▶ Stored items from a collection
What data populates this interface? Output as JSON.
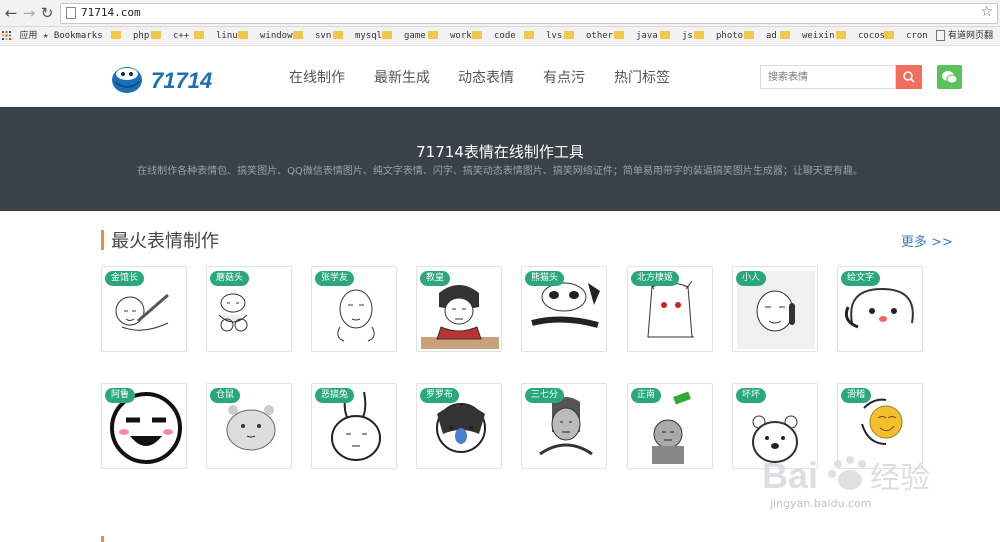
{
  "browser": {
    "url": "71714.com",
    "bookmarks": [
      "应用",
      "Bookmarks",
      "php",
      "c++",
      "linux",
      "window",
      "svn",
      "mysql",
      "game",
      "work",
      "code",
      "lvs",
      "other",
      "java",
      "js",
      "photo",
      "ad",
      "weixin",
      "cocos",
      "cron",
      "有道网页翻"
    ]
  },
  "header": {
    "nav": [
      "在线制作",
      "最新生成",
      "动态表情",
      "有点污",
      "热门标签"
    ],
    "search_placeholder": "搜索表情"
  },
  "banner": {
    "title": "71714表情在线制作工具",
    "subtitle": "在线制作各种表情包、搞笑图片、QQ微信表情图片、纯文字表情、闪字、搞笑动态表情图片、搞笑网络证件；简单易用带字的装逼搞笑图片生成器；让聊天更有趣。"
  },
  "section": {
    "title": "最火表情制作",
    "more": "更多 >>",
    "items": [
      "金馆长",
      "蘑菇头",
      "张学友",
      "教皇",
      "熊猫头",
      "北方棲姬",
      "小人",
      "绘文字",
      "阿鲁",
      "仓鼠",
      "恶搞兔",
      "罗罗布",
      "三七分",
      "正南",
      "坏坏",
      "滑稽"
    ]
  },
  "watermark": {
    "text": "jingyan.baidu.com"
  },
  "colors": {
    "accent": "#2aa77d",
    "banner": "#3a4148",
    "search": "#f26d5b",
    "wechat": "#59c25a",
    "link": "#3e7dc4",
    "bar": "#f08b3a"
  }
}
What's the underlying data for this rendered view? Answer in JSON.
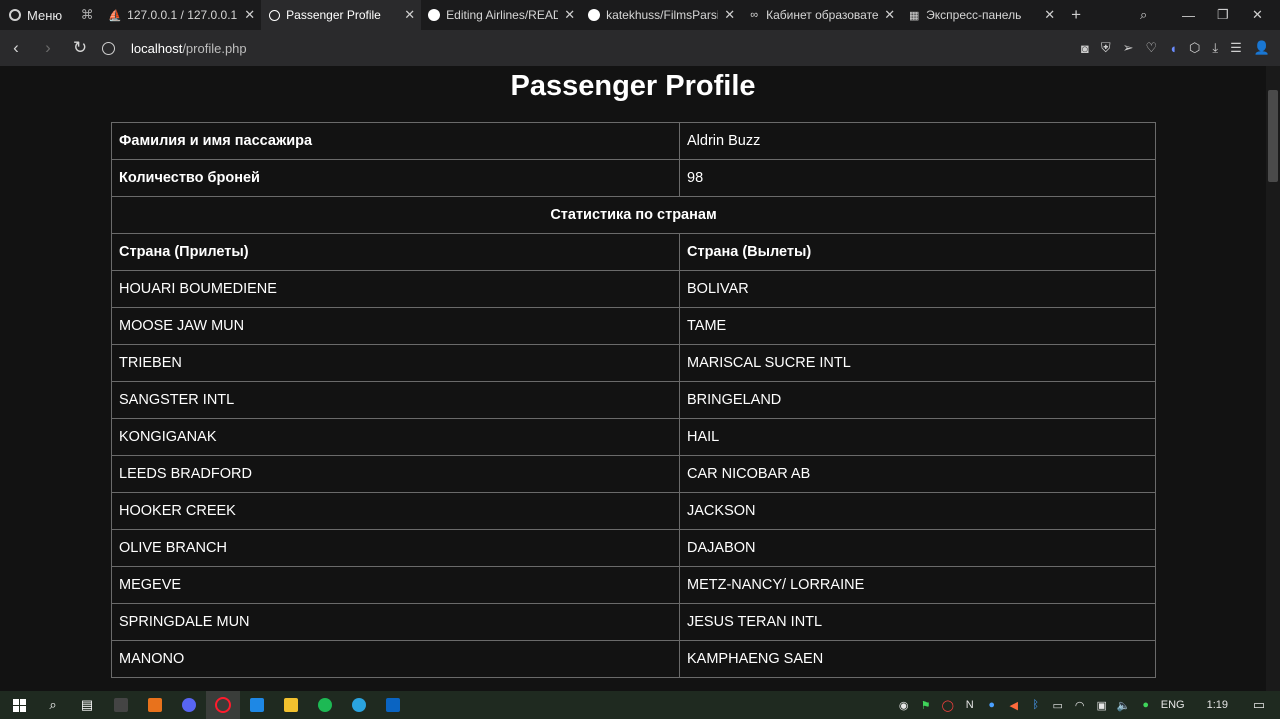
{
  "browser": {
    "menu_label": "Меню",
    "tabs": [
      {
        "title": "127.0.0.1 / 127.0.0.1 /",
        "favicon": "phpmyadmin-icon",
        "active": false
      },
      {
        "title": "Passenger Profile",
        "favicon": "globe-icon",
        "active": true
      },
      {
        "title": "Editing Airlines/READM",
        "favicon": "github-icon",
        "active": false
      },
      {
        "title": "katekhuss/FilmsParsing",
        "favicon": "github-icon",
        "active": false
      },
      {
        "title": "Кабинет образователь",
        "favicon": "infinity-icon",
        "active": false
      },
      {
        "title": "Экспресс-панель",
        "favicon": "grid-icon",
        "active": false
      }
    ],
    "url_host": "localhost",
    "url_path": "/profile.php"
  },
  "page": {
    "title": "Passenger Profile",
    "name_label": "Фамилия и имя пассажира",
    "name_value": "Aldrin Buzz",
    "bookings_label": "Количество броней",
    "bookings_value": "98",
    "stats_header": "Статистика по странам",
    "arrivals_header": "Страна (Прилеты)",
    "departures_header": "Страна (Вылеты)",
    "rows": [
      {
        "arrival": "HOUARI BOUMEDIENE",
        "departure": "BOLIVAR"
      },
      {
        "arrival": "MOOSE JAW MUN",
        "departure": "TAME"
      },
      {
        "arrival": "TRIEBEN",
        "departure": "MARISCAL SUCRE INTL"
      },
      {
        "arrival": "SANGSTER INTL",
        "departure": "BRINGELAND"
      },
      {
        "arrival": "KONGIGANAK",
        "departure": "HAIL"
      },
      {
        "arrival": "LEEDS BRADFORD",
        "departure": "CAR NICOBAR AB"
      },
      {
        "arrival": "HOOKER CREEK",
        "departure": "JACKSON"
      },
      {
        "arrival": "OLIVE BRANCH",
        "departure": "DAJABON"
      },
      {
        "arrival": "MEGEVE",
        "departure": "METZ-NANCY/ LORRAINE"
      },
      {
        "arrival": "SPRINGDALE MUN",
        "departure": "JESUS TERAN INTL"
      },
      {
        "arrival": "MANONO",
        "departure": "KAMPHAENG SAEN"
      }
    ]
  },
  "taskbar": {
    "language": "ENG",
    "time": "1:19"
  }
}
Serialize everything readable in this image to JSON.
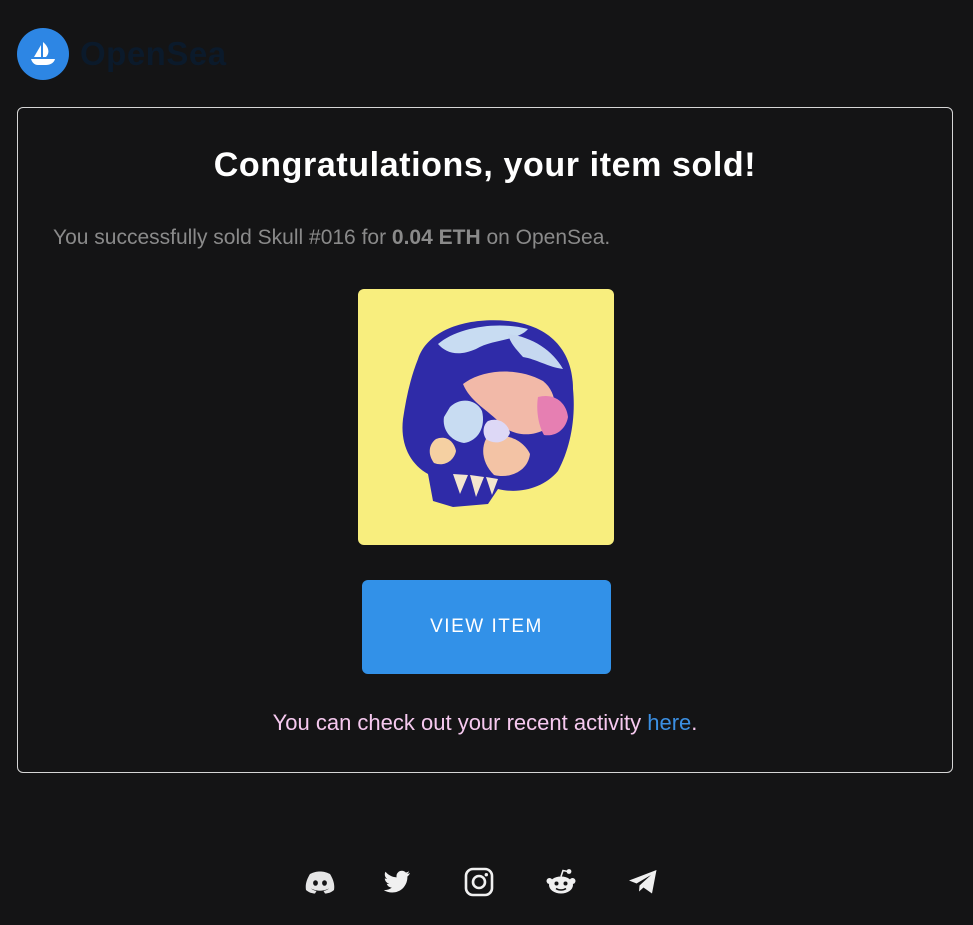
{
  "brand": {
    "name": "OpenSea",
    "logo_color": "#2d86e4"
  },
  "card": {
    "heading": "Congratulations, your item sold!",
    "message": {
      "prefix": "You successfully sold Skull #016 for ",
      "price": "0.04 ETH",
      "suffix": " on OpenSea."
    },
    "item_image": {
      "background": "#f8ee7e",
      "icon": "skull-artwork"
    },
    "view_button_label": "VIEW ITEM",
    "activity": {
      "prefix": "You can check out your recent activity ",
      "link_label": "here",
      "suffix": "."
    }
  },
  "footer": {
    "socials": [
      {
        "name": "discord-icon"
      },
      {
        "name": "twitter-icon"
      },
      {
        "name": "instagram-icon"
      },
      {
        "name": "reddit-icon"
      },
      {
        "name": "telegram-icon"
      }
    ]
  },
  "colors": {
    "background": "#141415",
    "accent": "#3291e8",
    "link": "#3b8fe2",
    "activity_text": "#f6c9ef"
  }
}
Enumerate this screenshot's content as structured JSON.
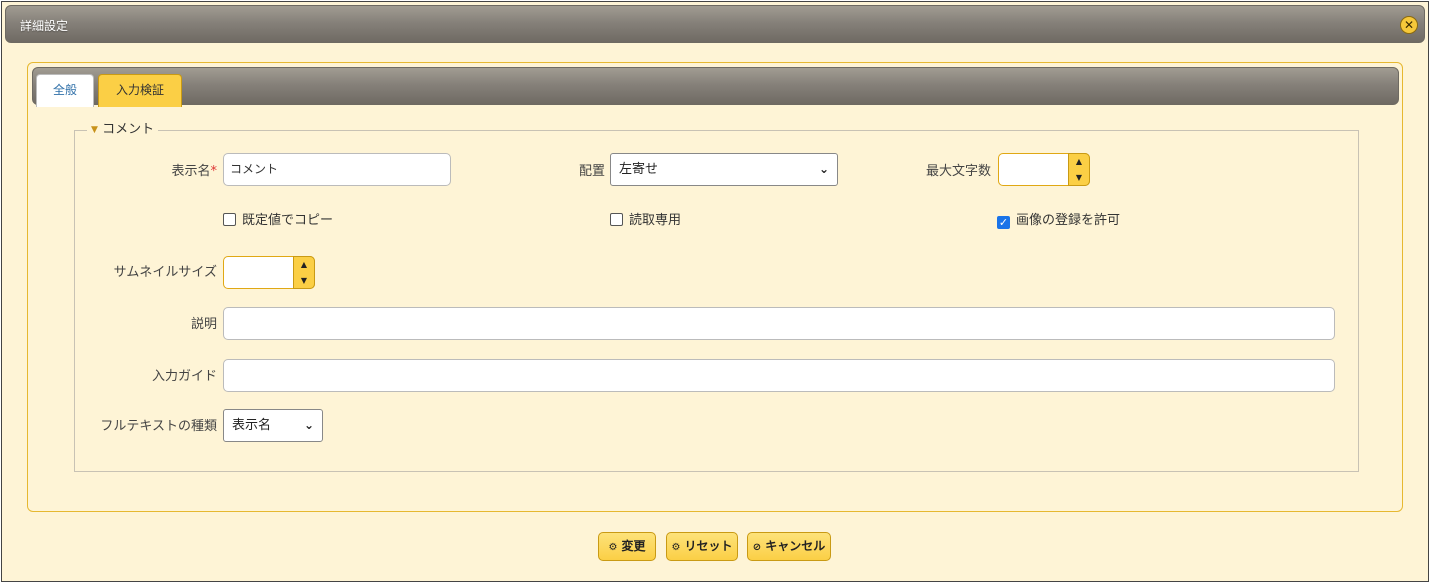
{
  "dialog": {
    "title": "詳細設定"
  },
  "tabs": [
    {
      "label": "全般",
      "active": true
    },
    {
      "label": "入力検証",
      "active": false
    }
  ],
  "section": {
    "legend": "コメント"
  },
  "fields": {
    "display_name": {
      "label": "表示名",
      "required_mark": "*",
      "value": "コメント"
    },
    "alignment": {
      "label": "配置",
      "value": "左寄せ"
    },
    "max_chars": {
      "label": "最大文字数",
      "value": ""
    },
    "thumbnail_size": {
      "label": "サムネイルサイズ",
      "value": ""
    },
    "description": {
      "label": "説明",
      "value": ""
    },
    "input_guide": {
      "label": "入力ガイド",
      "value": ""
    },
    "fulltext_type": {
      "label": "フルテキストの種類",
      "value": "表示名"
    }
  },
  "checkboxes": {
    "copy_default": {
      "label": "既定値でコピー",
      "checked": false
    },
    "read_only": {
      "label": "読取専用",
      "checked": false
    },
    "allow_image": {
      "label": "画像の登録を許可",
      "checked": true
    }
  },
  "buttons": {
    "change": "変更",
    "reset": "リセット",
    "cancel": "キャンセル"
  },
  "colors": {
    "dialog_bg": "#fef4d6",
    "accent_yellow": "#fbcf45",
    "titlebar_gray": "#86817a",
    "checkbox_blue": "#1a73e8",
    "required_red": "#dd3333"
  }
}
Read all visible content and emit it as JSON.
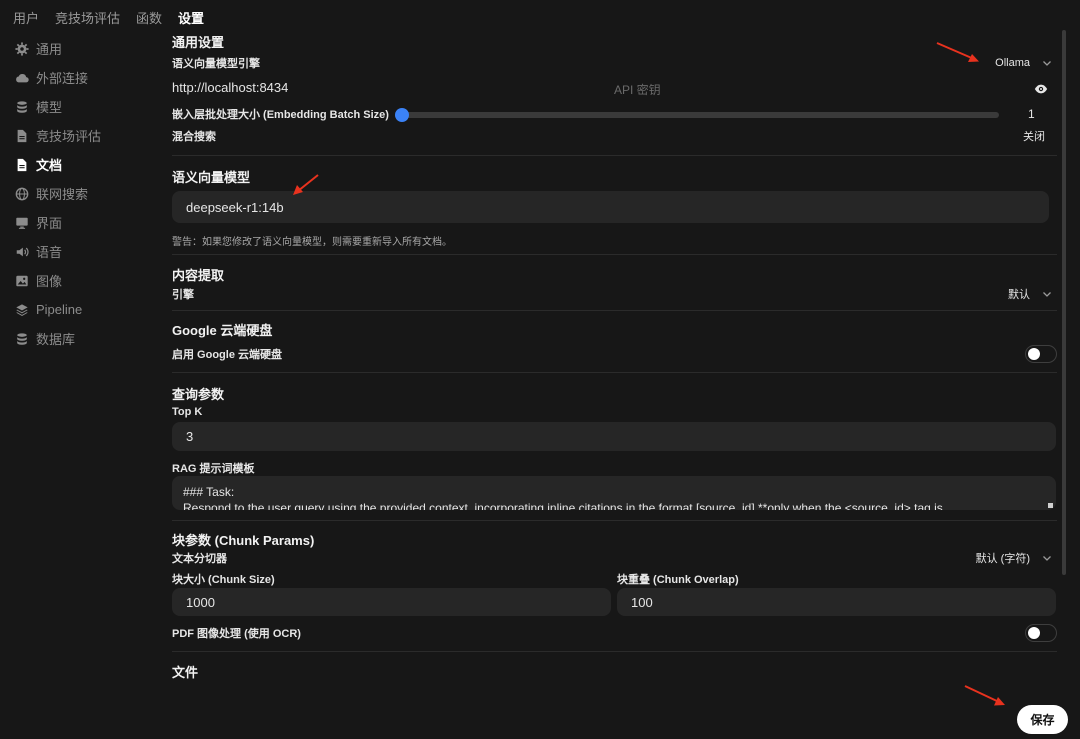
{
  "top_tabs": [
    "用户",
    "竞技场评估",
    "函数",
    "设置"
  ],
  "sidebar": {
    "items": [
      {
        "label": "通用",
        "icon": "gear-icon"
      },
      {
        "label": "外部连接",
        "icon": "cloud-icon"
      },
      {
        "label": "模型",
        "icon": "database-icon"
      },
      {
        "label": "竞技场评估",
        "icon": "document-icon"
      },
      {
        "label": "文档",
        "icon": "document-filled-icon"
      },
      {
        "label": "联网搜索",
        "icon": "globe-icon"
      },
      {
        "label": "界面",
        "icon": "monitor-icon"
      },
      {
        "label": "语音",
        "icon": "speaker-icon"
      },
      {
        "label": "图像",
        "icon": "image-icon"
      },
      {
        "label": "Pipeline",
        "icon": "layers-icon"
      },
      {
        "label": "数据库",
        "icon": "database-icon"
      }
    ],
    "active_index": 4
  },
  "general": {
    "title": "通用设置",
    "engine_label": "语义向量模型引擎",
    "engine_value": "Ollama",
    "url_value": "http://localhost:8434",
    "api_key_placeholder": "API 密钥",
    "batch_label": "嵌入层批处理大小 (Embedding Batch Size)",
    "batch_value": "1",
    "batch_fraction": 0,
    "hybrid_label": "混合搜索",
    "hybrid_value": "关闭"
  },
  "embedding": {
    "title": "语义向量模型",
    "model_value": "deepseek-r1:14b",
    "warning": "警告：如果您修改了语义向量模型，则需要重新导入所有文档。"
  },
  "extraction": {
    "title": "内容提取",
    "engine_label": "引擎",
    "engine_value": "默认"
  },
  "gdrive": {
    "title": "Google 云端硬盘",
    "enable_label": "启用 Google 云端硬盘",
    "enabled": false
  },
  "query": {
    "title": "查询参数",
    "topk_label": "Top K",
    "topk_value": "3",
    "rag_label": "RAG 提示词模板",
    "rag_line1": "### Task:",
    "rag_line2": "Respond to the user query using the provided context, incorporating inline citations in the format [source_id] **only when the <source_id> tag is"
  },
  "chunk": {
    "title": "块参数 (Chunk Params)",
    "splitter_label": "文本分切器",
    "splitter_value": "默认 (字符)",
    "size_label": "块大小 (Chunk Size)",
    "size_value": "1000",
    "overlap_label": "块重叠 (Chunk Overlap)",
    "overlap_value": "100",
    "pdf_label": "PDF 图像处理 (使用 OCR)",
    "pdf_enabled": false
  },
  "files": {
    "title": "文件"
  },
  "save_label": "保存",
  "colors": {
    "background": "#171717",
    "input": "#262626",
    "slider_accent": "#3b82f6",
    "annotation_arrow": "#e8321e"
  }
}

▶ OBJECTIVE
Pull out all lines containing the word "your" from the entries above.

▶ SOLVED PROBLEM
    "heading": "Congratulations, your item sold!",
      "prefix": "You can check out your recent activity ",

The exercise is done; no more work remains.